[Source data]
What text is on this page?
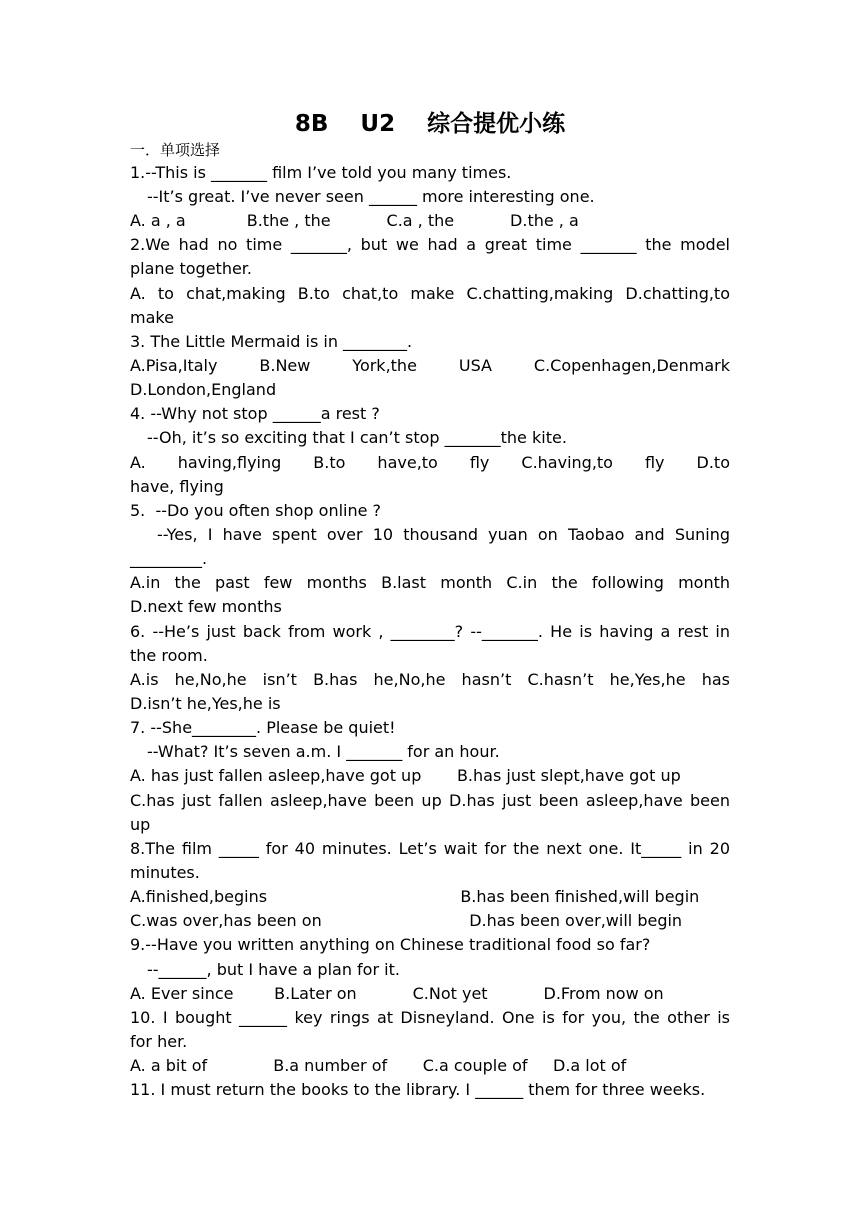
8B    U2    综合提优小练
一．单项选择
1.--This is _______ film I’ve told you many times.
--It’s great. I’ve never seen ______ more interesting one.
A. a , a            B.the , the           C.a , the           D.the , a
2.We had no time _______, but we had a great time _______ the model
plane together.
A. to chat,making B.to chat,to make C.chatting,making D.chatting,to
make
3. The Little Mermaid is in ________.
A.Pisa,Italy B.New York,the USA C.Copenhagen,Denmark
D.London,England
4. --Why not stop ______a rest ?
--Oh, it’s so exciting that I can’t stop _______the kite.
A. having,flying B.to have,to fly C.having,to fly D.to
have, flying
5.  --Do you often shop online ?
--Yes, I have spent over 10 thousand yuan on Taobao and Suning
_________.
A.in the past few months B.last month C.in the following month
D.next few months
6. --He’s just back from work , ________? --_______. He is having a rest in
the room.
A.is he,No,he isn’t B.has he,No,he hasn’t C.hasn’t he,Yes,he has
D.isn’t he,Yes,he is
7. --She________. Please be quiet!
--What? It’s seven a.m. I _______ for an hour.
A. has just fallen asleep,have got up       B.has just slept,have got up
C.has just fallen asleep,have been up D.has just been asleep,have been
up
8.The film _____ for 40 minutes. Let’s wait for the next one. It_____ in 20
minutes.
A.finished,begins                                      B.has been finished,will begin
C.was over,has been on                             D.has been over,will begin
9.--Have you written anything on Chinese traditional food so far?
--______, but I have a plan for it.
A. Ever since        B.Later on           C.Not yet           D.From now on
10. I bought ______ key rings at Disneyland. One is for you, the other is
for her.
A. a bit of             B.a number of       C.a couple of     D.a lot of
11. I must return the books to the library. I ______ them for three weeks.
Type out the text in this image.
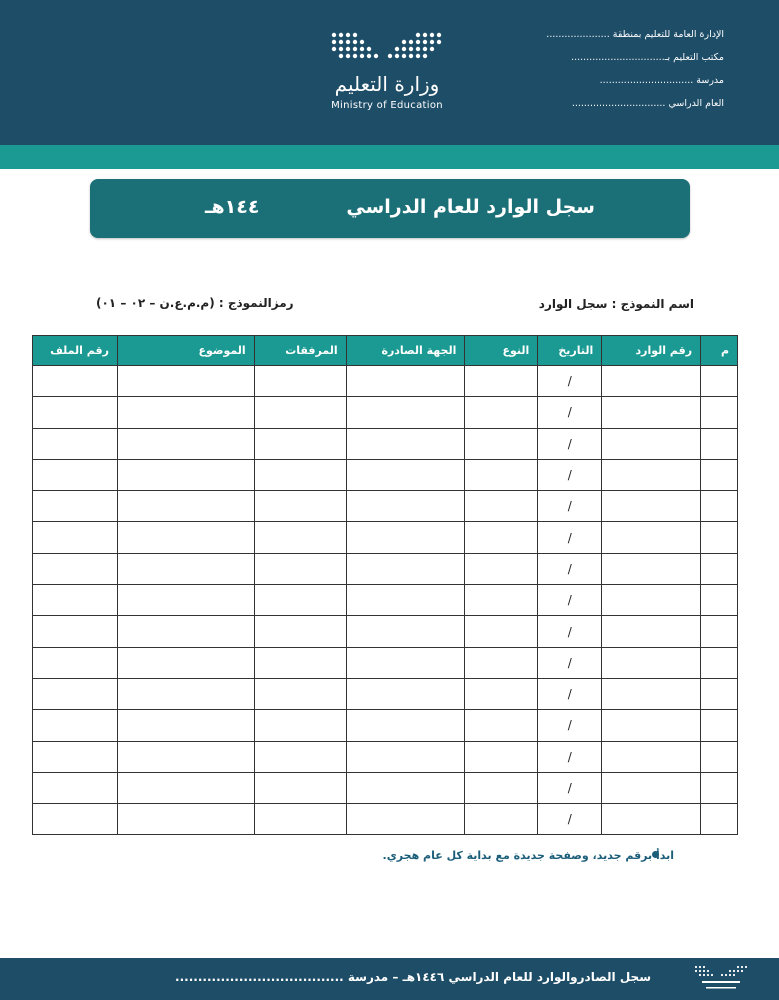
وزارة التعليم
Ministry of Education
الإدارة العامة للتعليم بمنطقة .....................
مكتب التعليم بـ...............................
مدرسة ...............................
العام الدراسي ...............................
سجل الوارد للعام الدراسي
١٤٤هـ
اسم النموذج : سجل الوارد
رمزالنموذج : (م.م.ع.ن – ٠٢ – ٠١)
م	رقم الوارد	التاريخ	النوع	الجهة الصادرة	المرفقات	الموضوع	رقم الملف
		/					
		/					
		/					
		/					
		/					
		/					
		/					
		/					
		/					
		/					
		/					
		/					
		/					
		/					
		/					
ابدأ برقم جديد، وصفحة جديدة مع بداية كل عام هجري.
سجل الصادروالوارد للعام الدراسي ١٤٤٦هـ – مدرسة .....................................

[Set task] How many lines of the records contain the string "الدراسي"? Respond with the number alone.

[Task solution] 3